* What to do
Search the listing below for the word "this" and copy each line that holds it.
----------
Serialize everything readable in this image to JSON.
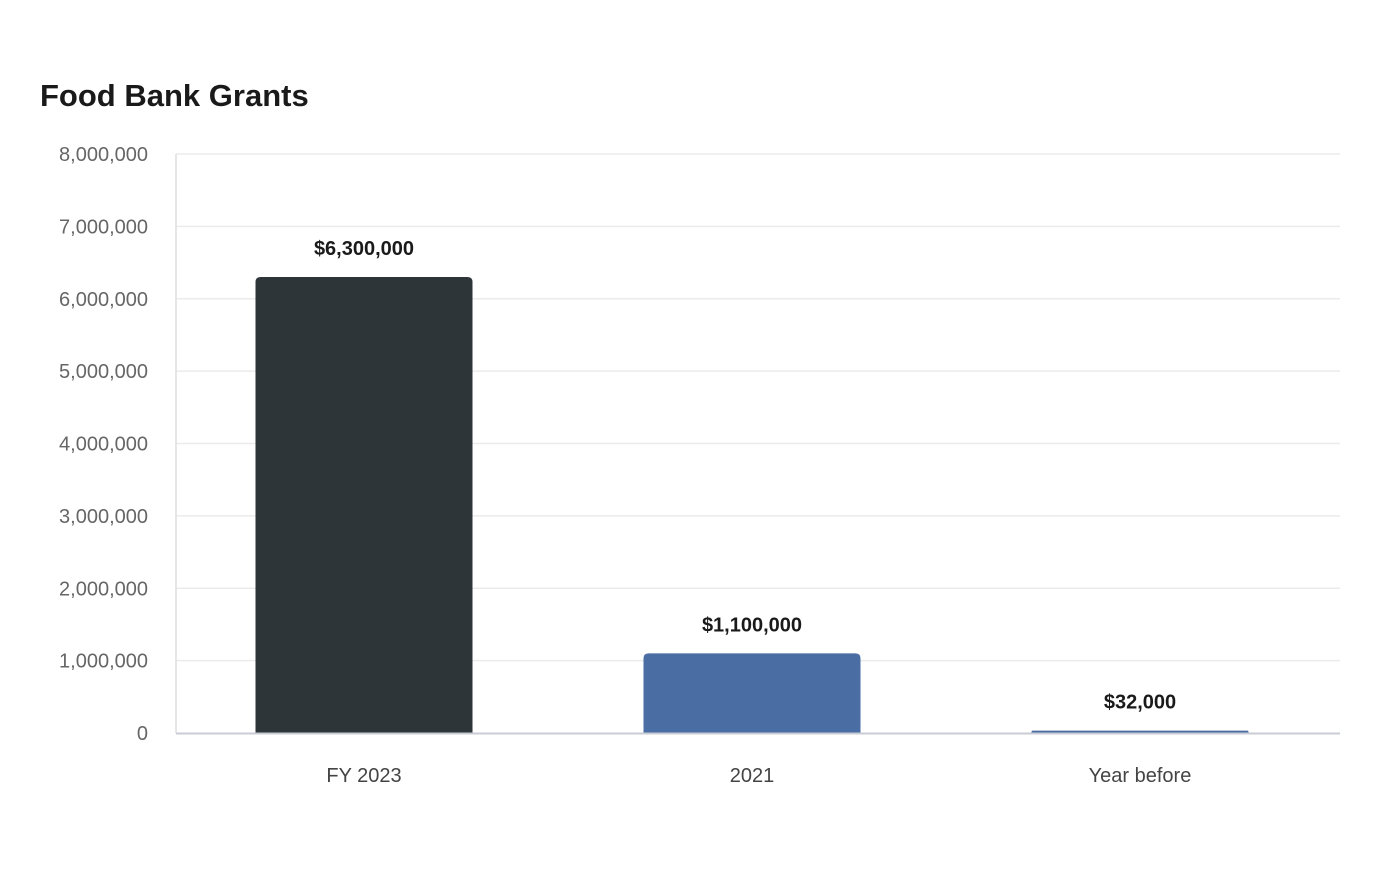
{
  "chart_data": {
    "type": "bar",
    "title": "Food Bank Grants",
    "categories": [
      "FY 2023",
      "2021",
      "Year before"
    ],
    "values": [
      6300000,
      1100000,
      32000
    ],
    "data_labels": [
      "$6,300,000",
      "$1,100,000",
      "$32,000"
    ],
    "bar_colors": [
      "#2e3538",
      "#4a6da3",
      "#4a6da3"
    ],
    "xlabel": "",
    "ylabel": "",
    "ylim": [
      0,
      8000000
    ],
    "yticks": [
      0,
      1000000,
      2000000,
      3000000,
      4000000,
      5000000,
      6000000,
      7000000,
      8000000
    ],
    "ytick_labels": [
      "0",
      "1,000,000",
      "2,000,000",
      "3,000,000",
      "4,000,000",
      "5,000,000",
      "6,000,000",
      "7,000,000",
      "8,000,000"
    ],
    "grid": true,
    "legend": "none"
  }
}
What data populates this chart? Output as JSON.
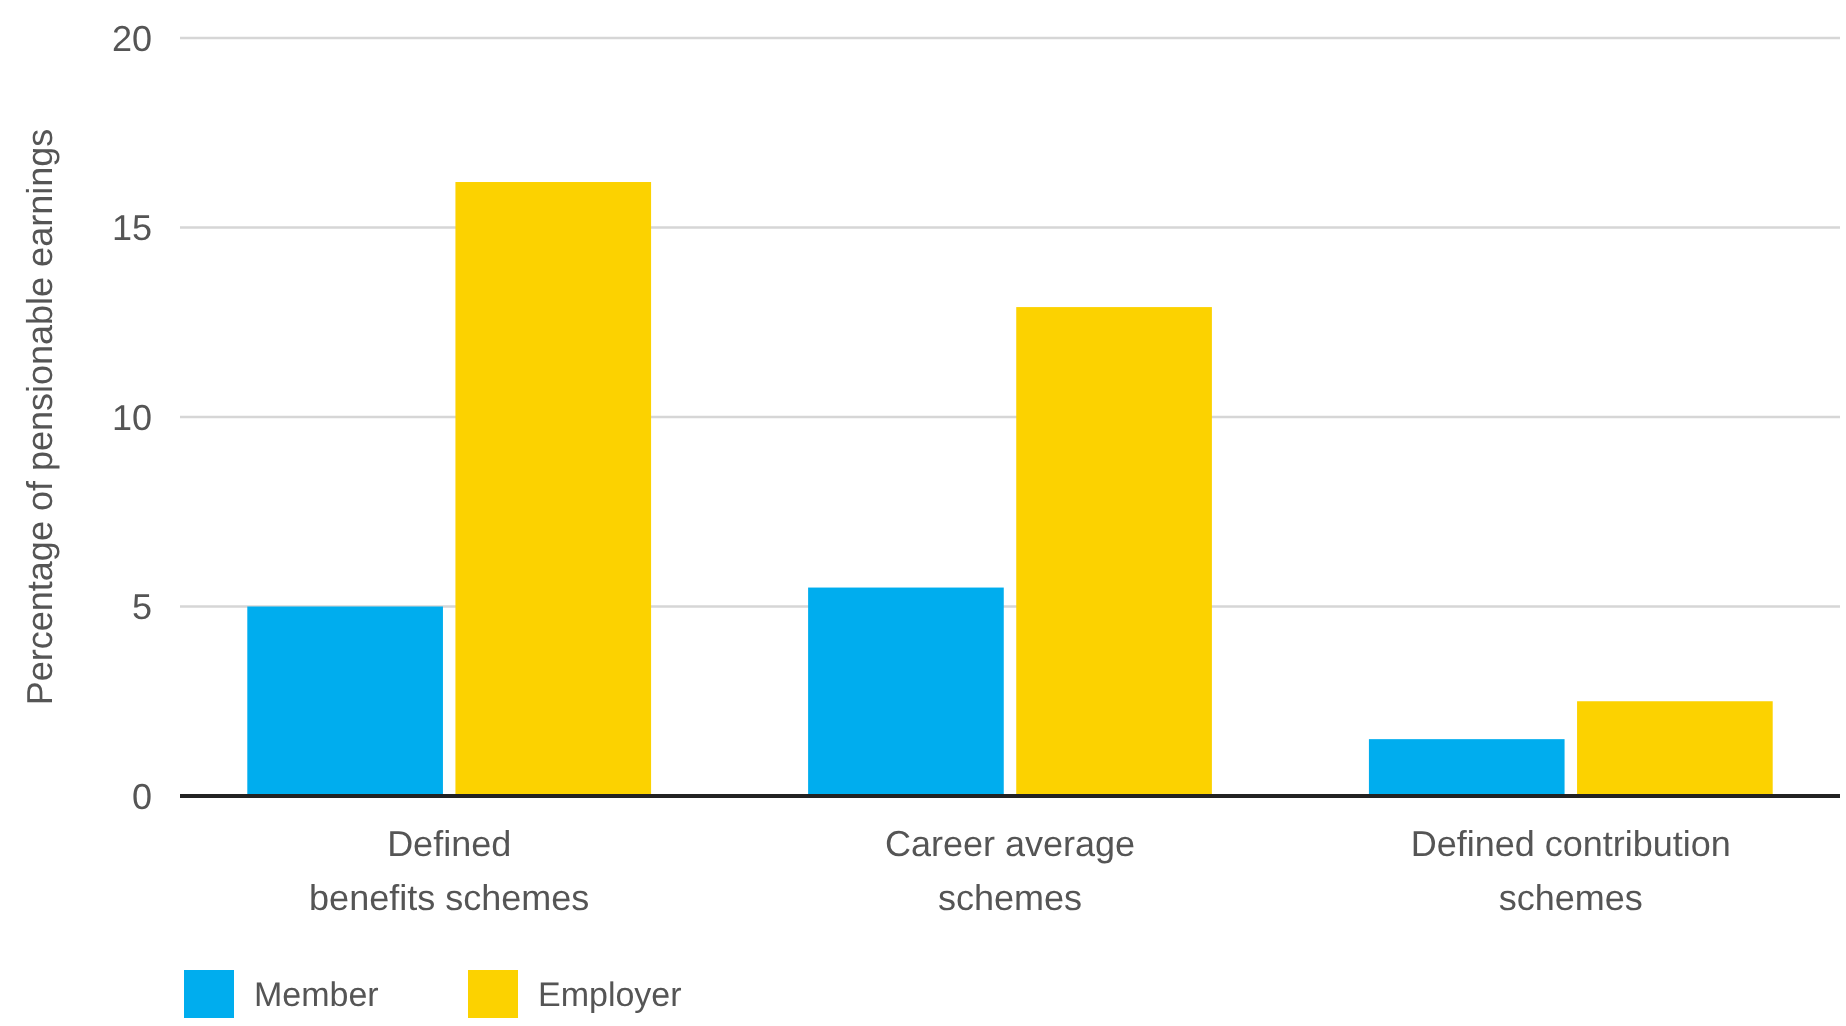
----------
* Task answer
Serialize everything readable in this image to JSON.
What data populates this chart? Output as JSON.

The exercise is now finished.